[Part of a data file]
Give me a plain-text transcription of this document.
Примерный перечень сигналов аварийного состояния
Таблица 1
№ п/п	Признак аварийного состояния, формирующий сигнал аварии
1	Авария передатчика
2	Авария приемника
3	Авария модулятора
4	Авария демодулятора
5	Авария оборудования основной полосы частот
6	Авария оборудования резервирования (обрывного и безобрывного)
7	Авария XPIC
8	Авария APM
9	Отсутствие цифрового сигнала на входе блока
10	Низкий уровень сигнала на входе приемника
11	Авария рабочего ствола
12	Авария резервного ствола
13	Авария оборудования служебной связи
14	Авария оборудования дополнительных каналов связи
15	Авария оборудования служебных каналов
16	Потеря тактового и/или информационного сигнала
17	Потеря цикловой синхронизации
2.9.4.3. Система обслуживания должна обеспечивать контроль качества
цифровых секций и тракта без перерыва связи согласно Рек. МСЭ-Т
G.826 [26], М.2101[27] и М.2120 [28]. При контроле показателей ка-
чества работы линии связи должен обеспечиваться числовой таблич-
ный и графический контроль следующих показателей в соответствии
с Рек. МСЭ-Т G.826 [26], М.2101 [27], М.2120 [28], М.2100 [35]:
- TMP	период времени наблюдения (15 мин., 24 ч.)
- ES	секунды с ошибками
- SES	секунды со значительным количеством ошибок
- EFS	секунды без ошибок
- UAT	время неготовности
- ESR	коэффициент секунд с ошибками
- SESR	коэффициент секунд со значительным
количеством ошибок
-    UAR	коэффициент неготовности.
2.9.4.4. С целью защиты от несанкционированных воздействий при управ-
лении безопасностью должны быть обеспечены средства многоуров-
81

### EXERCISE
Return the material in full, exactly as shown.

### FINISHED ANSWER
Give me a plain-text transcription of this document.
Примерный перечень сигналов аварийного состояния
Таблица 1
№ п/п	Признак аварийного состояния, формирующий сигнал аварии
1	Авария передатчика
2	Авария приемника
3	Авария модулятора
4	Авария демодулятора
5	Авария оборудования основной полосы частот
6	Авария оборудования резервирования (обрывного и безобрывного)
7	Авария XPIC
8	Авария APM
9	Отсутствие цифрового сигнала на входе блока
10	Низкий уровень сигнала на входе приемника
11	Авария рабочего ствола
12	Авария резервного ствола
13	Авария оборудования служебной связи
14	Авария оборудования дополнительных каналов связи
15	Авария оборудования служебных каналов
16	Потеря тактового и/или информационного сигнала
17	Потеря цикловой синхронизации
2.9.4.3. Система обслуживания должна обеспечивать контроль качества
цифровых секций и тракта без перерыва связи согласно Рек. МСЭ-Т
G.826 [26], М.2101[27] и М.2120 [28]. При контроле показателей ка-
чества работы линии связи должен обеспечиваться числовой таблич-
ный и графический контроль следующих показателей в соответствии
с Рек. МСЭ-Т G.826 [26], М.2101 [27], М.2120 [28], М.2100 [35]:
- TMP	период времени наблюдения (15 мин., 24 ч.)
- ES	секунды с ошибками
- SES	секунды со значительным количеством ошибок
- EFS	секунды без ошибок
- UAT	время неготовности
- ESR	коэффициент секунд с ошибками
- SESR	коэффициент секунд со значительным
количеством ошибок
-    UAR	коэффициент неготовности.
2.9.4.4. С целью защиты от несанкционированных воздействий при управ-
лении безопасностью должны быть обеспечены средства многоуров-
81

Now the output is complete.